++++ Exercise input

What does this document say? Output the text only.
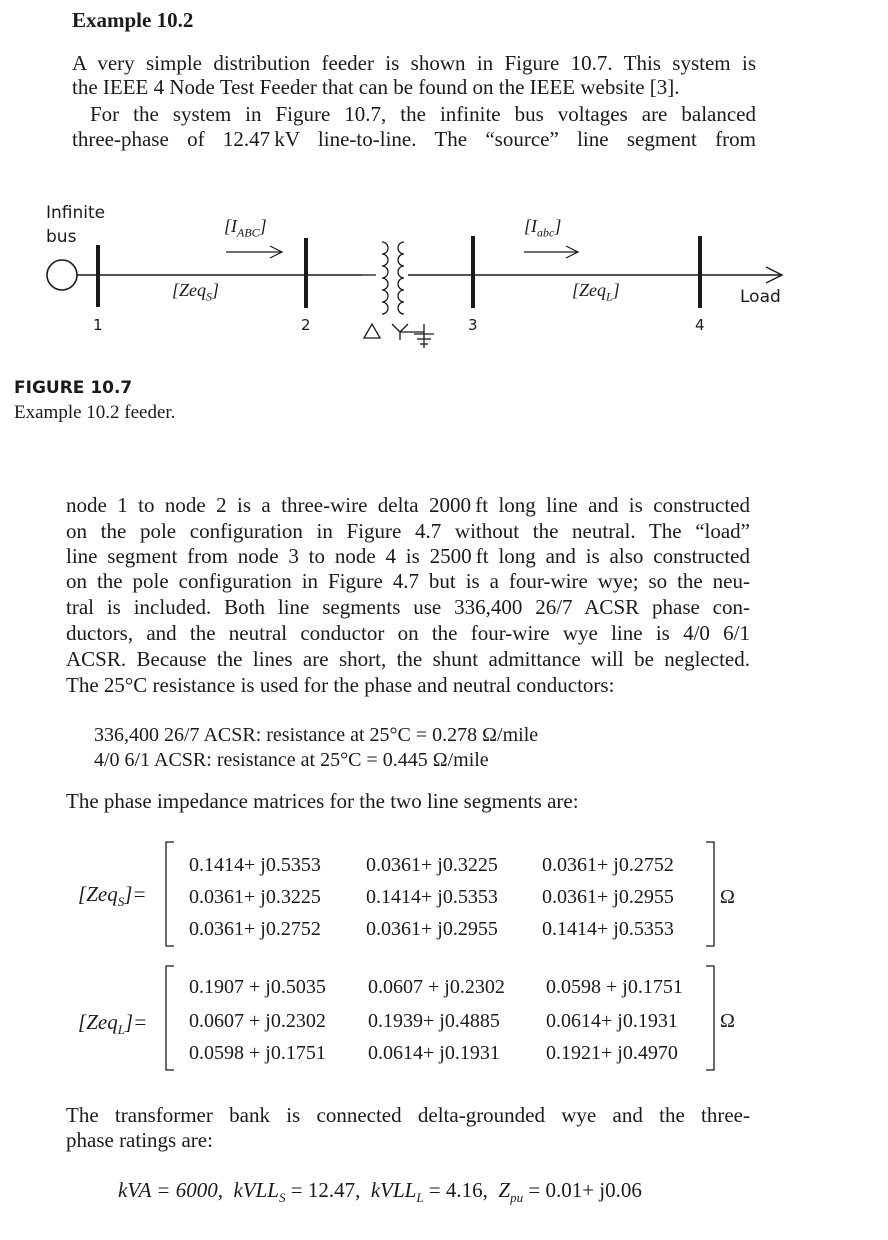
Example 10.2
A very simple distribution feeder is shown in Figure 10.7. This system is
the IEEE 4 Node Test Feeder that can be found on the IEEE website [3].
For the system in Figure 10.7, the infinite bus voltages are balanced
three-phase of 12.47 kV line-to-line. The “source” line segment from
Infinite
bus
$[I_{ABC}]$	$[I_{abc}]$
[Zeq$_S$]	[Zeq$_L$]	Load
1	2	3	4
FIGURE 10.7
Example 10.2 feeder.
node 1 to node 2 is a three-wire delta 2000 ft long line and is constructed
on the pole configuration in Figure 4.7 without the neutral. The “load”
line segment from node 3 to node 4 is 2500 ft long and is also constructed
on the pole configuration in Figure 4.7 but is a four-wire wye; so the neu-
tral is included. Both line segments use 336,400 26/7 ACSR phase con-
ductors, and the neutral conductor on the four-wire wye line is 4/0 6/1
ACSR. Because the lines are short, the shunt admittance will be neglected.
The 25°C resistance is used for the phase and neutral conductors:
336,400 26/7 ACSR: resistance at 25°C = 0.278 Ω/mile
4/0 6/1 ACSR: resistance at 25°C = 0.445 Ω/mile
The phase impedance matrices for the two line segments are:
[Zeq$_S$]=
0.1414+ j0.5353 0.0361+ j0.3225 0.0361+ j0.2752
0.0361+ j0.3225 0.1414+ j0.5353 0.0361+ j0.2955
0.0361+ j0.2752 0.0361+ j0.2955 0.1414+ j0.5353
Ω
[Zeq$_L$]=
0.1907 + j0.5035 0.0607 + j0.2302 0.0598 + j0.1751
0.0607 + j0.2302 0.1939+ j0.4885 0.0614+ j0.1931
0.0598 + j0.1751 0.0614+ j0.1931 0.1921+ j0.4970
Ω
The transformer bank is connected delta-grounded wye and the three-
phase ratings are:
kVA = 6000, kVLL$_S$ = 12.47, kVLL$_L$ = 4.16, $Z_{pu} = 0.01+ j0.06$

++++++++

Extract from the material all lines containing the string "delta".

node 1 to node 2 is a three-wire delta 2000 ft long line and is constructed
The transformer bank is connected delta-grounded wye and the three-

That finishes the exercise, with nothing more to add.